■ **What to produce**: Transcribe the material in full, exactly as written.

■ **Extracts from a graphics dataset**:
┄┄┄┄┄┄┄┄┄┄┄┄┄┄┄┄┄┄┄┄

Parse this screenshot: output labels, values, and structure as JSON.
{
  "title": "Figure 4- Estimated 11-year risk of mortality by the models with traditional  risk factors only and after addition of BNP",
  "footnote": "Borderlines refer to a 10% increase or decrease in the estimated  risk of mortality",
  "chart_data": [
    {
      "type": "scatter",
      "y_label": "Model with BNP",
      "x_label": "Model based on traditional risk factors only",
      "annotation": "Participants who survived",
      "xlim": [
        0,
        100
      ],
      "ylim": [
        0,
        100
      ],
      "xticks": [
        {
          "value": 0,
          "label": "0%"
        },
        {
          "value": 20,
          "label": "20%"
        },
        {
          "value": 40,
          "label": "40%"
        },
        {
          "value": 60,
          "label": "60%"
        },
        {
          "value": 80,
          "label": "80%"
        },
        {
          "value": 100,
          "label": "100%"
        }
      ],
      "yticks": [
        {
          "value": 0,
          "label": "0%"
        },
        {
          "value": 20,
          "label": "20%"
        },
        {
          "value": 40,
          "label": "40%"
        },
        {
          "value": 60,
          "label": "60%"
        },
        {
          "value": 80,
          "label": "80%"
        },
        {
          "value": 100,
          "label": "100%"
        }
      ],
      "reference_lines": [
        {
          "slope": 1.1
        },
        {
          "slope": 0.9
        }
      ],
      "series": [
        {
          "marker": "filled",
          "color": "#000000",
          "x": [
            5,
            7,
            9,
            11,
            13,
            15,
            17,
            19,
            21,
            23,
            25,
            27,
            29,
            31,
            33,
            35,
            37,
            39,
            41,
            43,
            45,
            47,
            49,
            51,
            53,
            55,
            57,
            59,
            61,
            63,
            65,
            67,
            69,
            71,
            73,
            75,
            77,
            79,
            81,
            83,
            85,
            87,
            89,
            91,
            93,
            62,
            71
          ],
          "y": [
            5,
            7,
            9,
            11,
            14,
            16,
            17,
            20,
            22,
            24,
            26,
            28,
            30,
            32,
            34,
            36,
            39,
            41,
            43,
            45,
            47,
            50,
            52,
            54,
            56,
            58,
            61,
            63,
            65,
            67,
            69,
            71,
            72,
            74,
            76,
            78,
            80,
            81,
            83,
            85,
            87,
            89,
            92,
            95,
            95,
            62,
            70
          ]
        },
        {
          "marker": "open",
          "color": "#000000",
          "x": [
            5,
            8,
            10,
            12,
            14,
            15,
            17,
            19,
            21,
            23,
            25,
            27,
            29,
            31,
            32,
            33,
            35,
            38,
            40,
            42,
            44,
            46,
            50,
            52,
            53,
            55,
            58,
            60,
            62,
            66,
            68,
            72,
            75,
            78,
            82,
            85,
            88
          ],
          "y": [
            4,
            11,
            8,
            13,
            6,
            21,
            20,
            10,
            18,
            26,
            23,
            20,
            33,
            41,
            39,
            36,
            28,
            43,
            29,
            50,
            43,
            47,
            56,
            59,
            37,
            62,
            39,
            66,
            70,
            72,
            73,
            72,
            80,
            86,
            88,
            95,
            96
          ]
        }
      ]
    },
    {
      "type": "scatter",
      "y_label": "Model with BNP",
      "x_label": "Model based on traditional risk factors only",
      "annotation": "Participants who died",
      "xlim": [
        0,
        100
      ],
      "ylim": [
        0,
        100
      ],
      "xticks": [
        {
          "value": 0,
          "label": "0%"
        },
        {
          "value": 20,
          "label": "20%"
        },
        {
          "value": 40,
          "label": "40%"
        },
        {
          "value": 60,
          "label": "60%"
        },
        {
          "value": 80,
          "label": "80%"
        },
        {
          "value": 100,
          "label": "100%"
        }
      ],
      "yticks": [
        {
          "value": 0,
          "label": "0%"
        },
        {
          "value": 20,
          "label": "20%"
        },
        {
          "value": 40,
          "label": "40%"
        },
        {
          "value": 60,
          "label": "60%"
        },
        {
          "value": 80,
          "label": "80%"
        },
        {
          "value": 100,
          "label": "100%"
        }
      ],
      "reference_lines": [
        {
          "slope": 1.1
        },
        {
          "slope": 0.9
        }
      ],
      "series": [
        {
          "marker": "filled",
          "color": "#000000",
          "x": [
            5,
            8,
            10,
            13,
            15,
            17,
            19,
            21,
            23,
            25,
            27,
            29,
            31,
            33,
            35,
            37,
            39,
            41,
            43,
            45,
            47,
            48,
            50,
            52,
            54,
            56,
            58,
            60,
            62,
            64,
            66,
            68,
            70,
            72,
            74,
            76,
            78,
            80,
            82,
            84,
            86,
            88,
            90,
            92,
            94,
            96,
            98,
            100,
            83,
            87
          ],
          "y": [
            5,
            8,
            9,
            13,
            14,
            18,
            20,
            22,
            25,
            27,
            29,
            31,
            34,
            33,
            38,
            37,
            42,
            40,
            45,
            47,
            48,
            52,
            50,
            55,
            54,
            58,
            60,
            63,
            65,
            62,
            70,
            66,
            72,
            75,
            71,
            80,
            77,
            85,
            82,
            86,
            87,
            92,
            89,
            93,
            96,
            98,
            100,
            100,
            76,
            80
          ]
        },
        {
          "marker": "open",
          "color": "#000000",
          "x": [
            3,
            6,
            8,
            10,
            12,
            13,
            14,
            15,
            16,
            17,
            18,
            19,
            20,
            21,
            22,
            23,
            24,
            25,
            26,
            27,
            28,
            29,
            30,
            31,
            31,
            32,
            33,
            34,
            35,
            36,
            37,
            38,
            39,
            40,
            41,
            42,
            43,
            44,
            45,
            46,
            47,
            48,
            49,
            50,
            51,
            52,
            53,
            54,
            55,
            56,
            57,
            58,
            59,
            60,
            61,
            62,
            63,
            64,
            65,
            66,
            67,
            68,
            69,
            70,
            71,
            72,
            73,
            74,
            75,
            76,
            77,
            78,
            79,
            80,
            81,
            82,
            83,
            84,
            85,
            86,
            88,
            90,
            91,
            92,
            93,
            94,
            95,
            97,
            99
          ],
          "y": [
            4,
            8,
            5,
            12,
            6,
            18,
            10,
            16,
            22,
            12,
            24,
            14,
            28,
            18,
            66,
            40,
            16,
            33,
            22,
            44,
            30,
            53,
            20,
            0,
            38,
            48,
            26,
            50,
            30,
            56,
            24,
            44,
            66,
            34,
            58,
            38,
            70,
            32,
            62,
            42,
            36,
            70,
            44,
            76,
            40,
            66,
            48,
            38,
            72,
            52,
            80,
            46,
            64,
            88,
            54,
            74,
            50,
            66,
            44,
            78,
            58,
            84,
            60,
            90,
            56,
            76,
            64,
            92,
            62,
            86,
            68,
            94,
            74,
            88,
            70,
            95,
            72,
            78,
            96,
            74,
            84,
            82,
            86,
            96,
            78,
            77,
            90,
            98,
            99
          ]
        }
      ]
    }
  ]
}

┄┄┄┄┄┄┄┄┄┄┄┄┄┄┄┄┄┄┄┄

■ **Complete output**:
Parse this screenshot: output labels, values, and structure as JSON.
{
  "title": "Figure 4- Estimated 11-year risk of mortality by the models with traditional  risk factors only and after addition of BNP",
  "footnote": "Borderlines refer to a 10% increase or decrease in the estimated  risk of mortality",
  "chart_data": [
    {
      "type": "scatter",
      "y_label": "Model with BNP",
      "x_label": "Model based on traditional risk factors only",
      "annotation": "Participants who survived",
      "xlim": [
        0,
        100
      ],
      "ylim": [
        0,
        100
      ],
      "xticks": [
        {
          "value": 0,
          "label": "0%"
        },
        {
          "value": 20,
          "label": "20%"
        },
        {
          "value": 40,
          "label": "40%"
        },
        {
          "value": 60,
          "label": "60%"
        },
        {
          "value": 80,
          "label": "80%"
        },
        {
          "value": 100,
          "label": "100%"
        }
      ],
      "yticks": [
        {
          "value": 0,
          "label": "0%"
        },
        {
          "value": 20,
          "label": "20%"
        },
        {
          "value": 40,
          "label": "40%"
        },
        {
          "value": 60,
          "label": "60%"
        },
        {
          "value": 80,
          "label": "80%"
        },
        {
          "value": 100,
          "label": "100%"
        }
      ],
      "reference_lines": [
        {
          "slope": 1.1
        },
        {
          "slope": 0.9
        }
      ],
      "series": [
        {
          "marker": "filled",
          "color": "#000000",
          "x": [
            5,
            7,
            9,
            11,
            13,
            15,
            17,
            19,
            21,
            23,
            25,
            27,
            29,
            31,
            33,
            35,
            37,
            39,
            41,
            43,
            45,
            47,
            49,
            51,
            53,
            55,
            57,
            59,
            61,
            63,
            65,
            67,
            69,
            71,
            73,
            75,
            77,
            79,
            81,
            83,
            85,
            87,
            89,
            91,
            93,
            62,
            71
          ],
          "y": [
            5,
            7,
            9,
            11,
            14,
            16,
            17,
            20,
            22,
            24,
            26,
            28,
            30,
            32,
            34,
            36,
            39,
            41,
            43,
            45,
            47,
            50,
            52,
            54,
            56,
            58,
            61,
            63,
            65,
            67,
            69,
            71,
            72,
            74,
            76,
            78,
            80,
            81,
            83,
            85,
            87,
            89,
            92,
            95,
            95,
            62,
            70
          ]
        },
        {
          "marker": "open",
          "color": "#000000",
          "x": [
            5,
            8,
            10,
            12,
            14,
            15,
            17,
            19,
            21,
            23,
            25,
            27,
            29,
            31,
            32,
            33,
            35,
            38,
            40,
            42,
            44,
            46,
            50,
            52,
            53,
            55,
            58,
            60,
            62,
            66,
            68,
            72,
            75,
            78,
            82,
            85,
            88
          ],
          "y": [
            4,
            11,
            8,
            13,
            6,
            21,
            20,
            10,
            18,
            26,
            23,
            20,
            33,
            41,
            39,
            36,
            28,
            43,
            29,
            50,
            43,
            47,
            56,
            59,
            37,
            62,
            39,
            66,
            70,
            72,
            73,
            72,
            80,
            86,
            88,
            95,
            96
          ]
        }
      ]
    },
    {
      "type": "scatter",
      "y_label": "Model with BNP",
      "x_label": "Model based on traditional risk factors only",
      "annotation": "Participants who died",
      "xlim": [
        0,
        100
      ],
      "ylim": [
        0,
        100
      ],
      "xticks": [
        {
          "value": 0,
          "label": "0%"
        },
        {
          "value": 20,
          "label": "20%"
        },
        {
          "value": 40,
          "label": "40%"
        },
        {
          "value": 60,
          "label": "60%"
        },
        {
          "value": 80,
          "label": "80%"
        },
        {
          "value": 100,
          "label": "100%"
        }
      ],
      "yticks": [
        {
          "value": 0,
          "label": "0%"
        },
        {
          "value": 20,
          "label": "20%"
        },
        {
          "value": 40,
          "label": "40%"
        },
        {
          "value": 60,
          "label": "60%"
        },
        {
          "value": 80,
          "label": "80%"
        },
        {
          "value": 100,
          "label": "100%"
        }
      ],
      "reference_lines": [
        {
          "slope": 1.1
        },
        {
          "slope": 0.9
        }
      ],
      "series": [
        {
          "marker": "filled",
          "color": "#000000",
          "x": [
            5,
            8,
            10,
            13,
            15,
            17,
            19,
            21,
            23,
            25,
            27,
            29,
            31,
            33,
            35,
            37,
            39,
            41,
            43,
            45,
            47,
            48,
            50,
            52,
            54,
            56,
            58,
            60,
            62,
            64,
            66,
            68,
            70,
            72,
            74,
            76,
            78,
            80,
            82,
            84,
            86,
            88,
            90,
            92,
            94,
            96,
            98,
            100,
            83,
            87
          ],
          "y": [
            5,
            8,
            9,
            13,
            14,
            18,
            20,
            22,
            25,
            27,
            29,
            31,
            34,
            33,
            38,
            37,
            42,
            40,
            45,
            47,
            48,
            52,
            50,
            55,
            54,
            58,
            60,
            63,
            65,
            62,
            70,
            66,
            72,
            75,
            71,
            80,
            77,
            85,
            82,
            86,
            87,
            92,
            89,
            93,
            96,
            98,
            100,
            100,
            76,
            80
          ]
        },
        {
          "marker": "open",
          "color": "#000000",
          "x": [
            3,
            6,
            8,
            10,
            12,
            13,
            14,
            15,
            16,
            17,
            18,
            19,
            20,
            21,
            22,
            23,
            24,
            25,
            26,
            27,
            28,
            29,
            30,
            31,
            31,
            32,
            33,
            34,
            35,
            36,
            37,
            38,
            39,
            40,
            41,
            42,
            43,
            44,
            45,
            46,
            47,
            48,
            49,
            50,
            51,
            52,
            53,
            54,
            55,
            56,
            57,
            58,
            59,
            60,
            61,
            62,
            63,
            64,
            65,
            66,
            67,
            68,
            69,
            70,
            71,
            72,
            73,
            74,
            75,
            76,
            77,
            78,
            79,
            80,
            81,
            82,
            83,
            84,
            85,
            86,
            88,
            90,
            91,
            92,
            93,
            94,
            95,
            97,
            99
          ],
          "y": [
            4,
            8,
            5,
            12,
            6,
            18,
            10,
            16,
            22,
            12,
            24,
            14,
            28,
            18,
            66,
            40,
            16,
            33,
            22,
            44,
            30,
            53,
            20,
            0,
            38,
            48,
            26,
            50,
            30,
            56,
            24,
            44,
            66,
            34,
            58,
            38,
            70,
            32,
            62,
            42,
            36,
            70,
            44,
            76,
            40,
            66,
            48,
            38,
            72,
            52,
            80,
            46,
            64,
            88,
            54,
            74,
            50,
            66,
            44,
            78,
            58,
            84,
            60,
            90,
            56,
            76,
            64,
            92,
            62,
            86,
            68,
            94,
            74,
            88,
            70,
            95,
            72,
            78,
            96,
            74,
            84,
            82,
            86,
            96,
            78,
            77,
            90,
            98,
            99
          ]
        }
      ]
    }
  ]
}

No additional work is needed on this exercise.